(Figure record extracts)
+ + + +

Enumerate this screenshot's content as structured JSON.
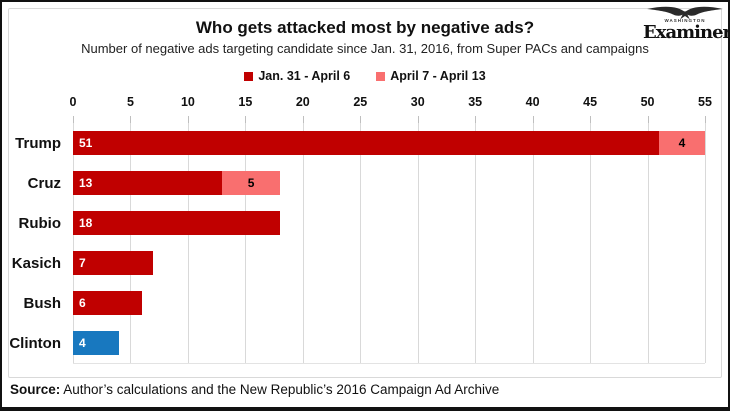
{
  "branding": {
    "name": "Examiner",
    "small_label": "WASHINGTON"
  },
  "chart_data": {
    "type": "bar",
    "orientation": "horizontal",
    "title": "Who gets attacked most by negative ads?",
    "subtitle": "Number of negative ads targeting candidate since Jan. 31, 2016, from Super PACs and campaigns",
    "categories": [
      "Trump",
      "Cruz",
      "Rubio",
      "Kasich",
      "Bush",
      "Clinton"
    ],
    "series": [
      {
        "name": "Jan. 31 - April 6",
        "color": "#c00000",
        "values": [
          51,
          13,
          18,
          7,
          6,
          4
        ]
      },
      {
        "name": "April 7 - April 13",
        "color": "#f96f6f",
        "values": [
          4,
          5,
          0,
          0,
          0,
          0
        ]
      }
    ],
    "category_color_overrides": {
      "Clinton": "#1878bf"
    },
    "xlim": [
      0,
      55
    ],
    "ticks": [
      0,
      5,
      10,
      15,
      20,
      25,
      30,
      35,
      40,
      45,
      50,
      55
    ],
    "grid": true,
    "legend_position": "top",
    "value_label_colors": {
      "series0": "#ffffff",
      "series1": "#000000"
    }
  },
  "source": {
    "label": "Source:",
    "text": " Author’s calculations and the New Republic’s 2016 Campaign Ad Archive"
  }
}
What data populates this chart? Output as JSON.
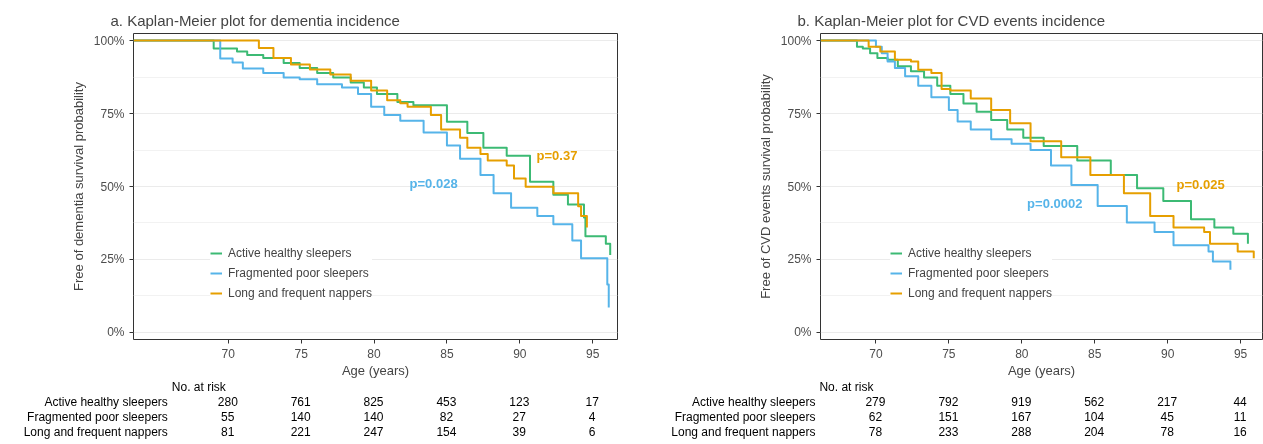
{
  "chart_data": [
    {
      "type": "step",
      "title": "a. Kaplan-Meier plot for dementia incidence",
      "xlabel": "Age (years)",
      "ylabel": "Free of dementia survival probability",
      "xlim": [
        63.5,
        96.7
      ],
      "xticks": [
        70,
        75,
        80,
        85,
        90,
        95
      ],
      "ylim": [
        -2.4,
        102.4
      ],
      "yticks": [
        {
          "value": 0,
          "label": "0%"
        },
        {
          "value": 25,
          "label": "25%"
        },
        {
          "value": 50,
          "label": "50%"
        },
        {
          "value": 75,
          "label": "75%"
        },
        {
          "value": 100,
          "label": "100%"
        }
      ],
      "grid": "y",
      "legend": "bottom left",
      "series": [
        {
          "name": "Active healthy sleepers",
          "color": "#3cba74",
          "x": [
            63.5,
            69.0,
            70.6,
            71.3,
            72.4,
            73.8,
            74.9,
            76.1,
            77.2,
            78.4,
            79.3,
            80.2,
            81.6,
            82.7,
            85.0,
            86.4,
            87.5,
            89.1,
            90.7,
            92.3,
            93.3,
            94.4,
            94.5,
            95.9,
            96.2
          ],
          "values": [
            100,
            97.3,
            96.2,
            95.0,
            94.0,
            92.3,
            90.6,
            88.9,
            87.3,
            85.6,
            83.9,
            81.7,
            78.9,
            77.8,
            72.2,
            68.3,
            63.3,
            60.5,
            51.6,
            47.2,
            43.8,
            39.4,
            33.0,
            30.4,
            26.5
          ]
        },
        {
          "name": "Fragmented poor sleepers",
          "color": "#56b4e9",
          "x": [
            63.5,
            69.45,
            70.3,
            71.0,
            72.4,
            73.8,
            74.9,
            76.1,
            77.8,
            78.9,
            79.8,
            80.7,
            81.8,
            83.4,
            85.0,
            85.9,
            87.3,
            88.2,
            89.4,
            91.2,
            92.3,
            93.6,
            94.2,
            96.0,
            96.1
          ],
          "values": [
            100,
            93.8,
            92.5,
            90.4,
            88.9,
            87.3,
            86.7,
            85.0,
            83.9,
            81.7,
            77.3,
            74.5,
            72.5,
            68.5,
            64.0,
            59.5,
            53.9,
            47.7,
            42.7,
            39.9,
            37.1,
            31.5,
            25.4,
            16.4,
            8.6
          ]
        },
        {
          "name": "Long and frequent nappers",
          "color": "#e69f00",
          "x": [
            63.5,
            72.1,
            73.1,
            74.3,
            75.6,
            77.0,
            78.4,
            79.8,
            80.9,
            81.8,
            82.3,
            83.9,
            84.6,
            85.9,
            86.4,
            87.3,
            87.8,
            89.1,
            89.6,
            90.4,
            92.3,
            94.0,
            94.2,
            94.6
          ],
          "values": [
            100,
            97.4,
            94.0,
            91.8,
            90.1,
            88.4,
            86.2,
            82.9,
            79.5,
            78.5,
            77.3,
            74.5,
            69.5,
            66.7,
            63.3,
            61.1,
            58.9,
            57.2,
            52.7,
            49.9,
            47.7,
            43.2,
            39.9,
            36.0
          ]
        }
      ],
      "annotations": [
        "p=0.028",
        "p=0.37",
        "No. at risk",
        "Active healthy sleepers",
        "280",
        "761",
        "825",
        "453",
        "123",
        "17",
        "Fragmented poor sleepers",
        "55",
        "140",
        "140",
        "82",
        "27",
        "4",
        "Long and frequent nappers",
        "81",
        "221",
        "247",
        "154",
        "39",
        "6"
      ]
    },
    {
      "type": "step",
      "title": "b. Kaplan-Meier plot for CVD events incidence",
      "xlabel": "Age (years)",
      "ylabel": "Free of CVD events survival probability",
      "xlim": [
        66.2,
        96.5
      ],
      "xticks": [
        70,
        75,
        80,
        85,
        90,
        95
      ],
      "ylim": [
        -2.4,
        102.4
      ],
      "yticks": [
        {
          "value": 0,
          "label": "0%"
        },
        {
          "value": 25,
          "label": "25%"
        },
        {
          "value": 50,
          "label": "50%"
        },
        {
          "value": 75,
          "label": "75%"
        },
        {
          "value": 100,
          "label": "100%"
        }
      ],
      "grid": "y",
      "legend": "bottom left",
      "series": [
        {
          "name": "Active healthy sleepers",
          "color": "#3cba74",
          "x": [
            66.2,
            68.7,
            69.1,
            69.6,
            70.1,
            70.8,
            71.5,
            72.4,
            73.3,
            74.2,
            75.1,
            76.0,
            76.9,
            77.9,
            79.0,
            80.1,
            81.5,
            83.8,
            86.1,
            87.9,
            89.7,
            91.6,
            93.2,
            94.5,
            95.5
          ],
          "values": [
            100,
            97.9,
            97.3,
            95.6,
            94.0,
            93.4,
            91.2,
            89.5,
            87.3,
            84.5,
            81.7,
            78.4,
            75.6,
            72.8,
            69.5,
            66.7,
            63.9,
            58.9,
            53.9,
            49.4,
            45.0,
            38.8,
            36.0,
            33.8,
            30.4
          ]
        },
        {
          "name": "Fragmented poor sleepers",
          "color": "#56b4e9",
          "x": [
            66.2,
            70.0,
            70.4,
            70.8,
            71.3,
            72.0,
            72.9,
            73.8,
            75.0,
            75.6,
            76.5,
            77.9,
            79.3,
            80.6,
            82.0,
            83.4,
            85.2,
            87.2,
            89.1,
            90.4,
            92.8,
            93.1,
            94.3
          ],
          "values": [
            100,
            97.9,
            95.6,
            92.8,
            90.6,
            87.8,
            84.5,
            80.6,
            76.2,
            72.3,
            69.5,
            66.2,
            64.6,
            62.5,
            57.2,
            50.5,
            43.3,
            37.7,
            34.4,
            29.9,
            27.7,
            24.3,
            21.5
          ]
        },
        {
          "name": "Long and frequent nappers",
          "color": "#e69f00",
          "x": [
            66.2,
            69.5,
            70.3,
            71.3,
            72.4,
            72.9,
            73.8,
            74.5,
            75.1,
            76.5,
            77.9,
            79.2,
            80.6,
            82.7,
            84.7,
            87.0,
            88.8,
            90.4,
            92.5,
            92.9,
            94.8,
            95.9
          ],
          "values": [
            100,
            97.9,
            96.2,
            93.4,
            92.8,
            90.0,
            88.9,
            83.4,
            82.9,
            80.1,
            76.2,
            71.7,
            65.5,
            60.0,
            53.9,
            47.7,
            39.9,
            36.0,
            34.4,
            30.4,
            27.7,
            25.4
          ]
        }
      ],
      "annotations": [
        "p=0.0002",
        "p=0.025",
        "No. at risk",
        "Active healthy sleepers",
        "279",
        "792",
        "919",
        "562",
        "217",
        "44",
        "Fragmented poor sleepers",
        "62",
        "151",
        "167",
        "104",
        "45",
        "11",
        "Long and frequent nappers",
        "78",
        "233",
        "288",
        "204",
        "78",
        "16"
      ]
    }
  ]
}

+ + + +

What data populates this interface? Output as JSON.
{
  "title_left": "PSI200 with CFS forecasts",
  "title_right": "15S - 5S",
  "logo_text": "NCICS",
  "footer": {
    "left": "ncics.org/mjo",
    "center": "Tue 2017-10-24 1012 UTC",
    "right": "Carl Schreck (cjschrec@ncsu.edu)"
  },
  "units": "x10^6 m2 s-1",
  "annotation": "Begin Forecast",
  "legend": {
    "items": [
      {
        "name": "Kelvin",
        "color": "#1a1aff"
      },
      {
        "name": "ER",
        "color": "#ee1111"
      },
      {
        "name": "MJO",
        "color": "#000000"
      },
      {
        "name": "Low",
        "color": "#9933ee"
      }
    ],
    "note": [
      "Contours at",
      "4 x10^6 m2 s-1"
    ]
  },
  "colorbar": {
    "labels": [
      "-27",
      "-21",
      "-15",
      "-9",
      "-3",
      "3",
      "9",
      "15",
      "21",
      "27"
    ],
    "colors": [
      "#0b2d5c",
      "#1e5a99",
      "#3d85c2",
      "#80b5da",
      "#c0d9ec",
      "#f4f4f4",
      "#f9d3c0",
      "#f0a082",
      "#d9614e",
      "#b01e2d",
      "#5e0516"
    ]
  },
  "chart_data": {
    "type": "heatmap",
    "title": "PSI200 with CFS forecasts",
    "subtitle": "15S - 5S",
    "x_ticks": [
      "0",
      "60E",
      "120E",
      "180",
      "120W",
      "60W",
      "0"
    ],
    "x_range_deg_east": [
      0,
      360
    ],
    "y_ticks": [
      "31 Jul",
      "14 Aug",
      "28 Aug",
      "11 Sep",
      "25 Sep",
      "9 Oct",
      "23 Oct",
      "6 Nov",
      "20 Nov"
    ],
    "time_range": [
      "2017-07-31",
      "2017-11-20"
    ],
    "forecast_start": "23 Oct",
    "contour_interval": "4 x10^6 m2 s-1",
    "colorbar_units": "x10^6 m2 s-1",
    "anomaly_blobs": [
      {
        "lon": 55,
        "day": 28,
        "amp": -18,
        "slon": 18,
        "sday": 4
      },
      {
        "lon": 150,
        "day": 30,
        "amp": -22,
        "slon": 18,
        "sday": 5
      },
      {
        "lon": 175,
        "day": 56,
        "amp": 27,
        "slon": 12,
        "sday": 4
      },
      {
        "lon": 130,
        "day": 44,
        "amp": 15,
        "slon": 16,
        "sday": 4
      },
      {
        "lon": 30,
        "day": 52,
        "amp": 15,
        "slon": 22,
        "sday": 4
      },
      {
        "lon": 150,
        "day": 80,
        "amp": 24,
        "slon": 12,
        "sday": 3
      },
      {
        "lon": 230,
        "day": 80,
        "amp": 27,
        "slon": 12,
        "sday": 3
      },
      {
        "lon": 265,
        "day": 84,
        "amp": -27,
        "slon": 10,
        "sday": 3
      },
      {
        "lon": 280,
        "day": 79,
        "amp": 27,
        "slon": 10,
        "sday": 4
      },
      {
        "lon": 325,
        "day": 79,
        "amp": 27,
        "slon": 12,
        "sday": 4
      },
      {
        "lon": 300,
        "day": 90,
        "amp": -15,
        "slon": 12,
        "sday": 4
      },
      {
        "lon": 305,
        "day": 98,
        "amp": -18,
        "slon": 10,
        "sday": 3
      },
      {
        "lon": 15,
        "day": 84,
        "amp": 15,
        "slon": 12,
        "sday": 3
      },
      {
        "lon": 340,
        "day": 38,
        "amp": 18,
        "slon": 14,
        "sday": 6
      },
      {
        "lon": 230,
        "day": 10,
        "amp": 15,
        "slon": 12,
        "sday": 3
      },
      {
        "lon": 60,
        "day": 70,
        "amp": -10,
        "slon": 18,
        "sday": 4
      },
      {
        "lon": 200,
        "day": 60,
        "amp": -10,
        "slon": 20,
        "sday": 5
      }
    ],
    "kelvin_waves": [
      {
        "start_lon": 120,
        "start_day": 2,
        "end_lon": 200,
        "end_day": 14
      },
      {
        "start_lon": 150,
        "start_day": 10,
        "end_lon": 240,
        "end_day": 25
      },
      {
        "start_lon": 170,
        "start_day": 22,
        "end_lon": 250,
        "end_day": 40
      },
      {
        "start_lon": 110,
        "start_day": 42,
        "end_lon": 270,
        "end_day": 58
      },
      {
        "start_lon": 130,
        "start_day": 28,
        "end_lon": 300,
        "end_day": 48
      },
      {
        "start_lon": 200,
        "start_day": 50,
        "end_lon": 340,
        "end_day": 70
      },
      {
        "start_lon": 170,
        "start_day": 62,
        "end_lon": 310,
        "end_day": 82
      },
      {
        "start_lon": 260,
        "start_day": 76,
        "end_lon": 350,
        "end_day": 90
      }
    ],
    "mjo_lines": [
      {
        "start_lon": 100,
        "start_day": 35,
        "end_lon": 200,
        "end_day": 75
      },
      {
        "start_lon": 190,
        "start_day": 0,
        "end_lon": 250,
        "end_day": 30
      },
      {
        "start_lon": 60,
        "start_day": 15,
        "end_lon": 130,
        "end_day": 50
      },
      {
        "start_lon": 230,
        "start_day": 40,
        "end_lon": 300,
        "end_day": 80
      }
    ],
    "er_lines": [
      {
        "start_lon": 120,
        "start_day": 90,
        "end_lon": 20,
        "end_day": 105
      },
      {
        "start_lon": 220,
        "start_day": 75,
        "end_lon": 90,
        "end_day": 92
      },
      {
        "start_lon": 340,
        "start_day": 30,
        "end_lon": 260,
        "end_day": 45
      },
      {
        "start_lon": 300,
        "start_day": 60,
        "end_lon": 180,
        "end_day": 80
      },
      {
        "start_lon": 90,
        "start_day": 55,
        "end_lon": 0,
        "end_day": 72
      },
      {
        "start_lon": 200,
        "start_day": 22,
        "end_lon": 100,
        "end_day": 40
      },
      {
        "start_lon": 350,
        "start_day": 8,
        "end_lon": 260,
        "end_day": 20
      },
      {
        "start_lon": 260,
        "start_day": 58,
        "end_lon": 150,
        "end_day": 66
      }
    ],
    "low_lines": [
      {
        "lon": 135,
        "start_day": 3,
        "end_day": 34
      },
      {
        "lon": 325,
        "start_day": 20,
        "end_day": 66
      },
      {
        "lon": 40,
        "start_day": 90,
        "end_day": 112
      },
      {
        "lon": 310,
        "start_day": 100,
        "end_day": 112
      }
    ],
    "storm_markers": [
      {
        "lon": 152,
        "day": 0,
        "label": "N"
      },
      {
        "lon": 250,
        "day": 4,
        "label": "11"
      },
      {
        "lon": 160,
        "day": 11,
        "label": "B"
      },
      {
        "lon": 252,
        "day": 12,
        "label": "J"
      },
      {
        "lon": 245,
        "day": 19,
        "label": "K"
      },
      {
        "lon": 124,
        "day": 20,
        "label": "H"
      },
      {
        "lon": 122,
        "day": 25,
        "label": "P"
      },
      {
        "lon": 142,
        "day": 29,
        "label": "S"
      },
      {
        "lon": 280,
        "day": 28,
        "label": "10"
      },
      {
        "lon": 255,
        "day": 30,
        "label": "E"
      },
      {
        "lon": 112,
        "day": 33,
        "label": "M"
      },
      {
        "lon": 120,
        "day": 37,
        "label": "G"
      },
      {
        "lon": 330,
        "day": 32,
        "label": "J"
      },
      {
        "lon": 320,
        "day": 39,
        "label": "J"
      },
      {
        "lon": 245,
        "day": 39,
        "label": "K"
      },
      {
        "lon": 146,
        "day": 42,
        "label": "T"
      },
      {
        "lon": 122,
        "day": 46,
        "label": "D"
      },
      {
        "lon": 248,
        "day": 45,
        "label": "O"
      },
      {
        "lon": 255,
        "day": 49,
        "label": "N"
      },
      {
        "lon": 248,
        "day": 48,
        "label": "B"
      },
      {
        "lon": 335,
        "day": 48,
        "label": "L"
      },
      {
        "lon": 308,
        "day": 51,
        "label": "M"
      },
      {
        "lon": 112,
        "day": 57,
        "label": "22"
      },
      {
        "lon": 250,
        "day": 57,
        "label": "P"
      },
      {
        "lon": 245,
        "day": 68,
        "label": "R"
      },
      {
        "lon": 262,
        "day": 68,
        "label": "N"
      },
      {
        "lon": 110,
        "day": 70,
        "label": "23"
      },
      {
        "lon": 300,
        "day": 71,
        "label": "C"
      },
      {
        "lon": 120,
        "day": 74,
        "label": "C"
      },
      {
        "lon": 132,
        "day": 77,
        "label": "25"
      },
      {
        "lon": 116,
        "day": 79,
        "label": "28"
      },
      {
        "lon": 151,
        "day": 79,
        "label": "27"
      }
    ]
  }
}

+ + + +

DO THIS »
Search the data for "JSON" and list every line in which it occurs.

EXPECTED ANSWER »
Enumerate this screenshot's content as structured JSON.
What data populates this chart? Output as JSON.
What data populates this interface? Output as JSON.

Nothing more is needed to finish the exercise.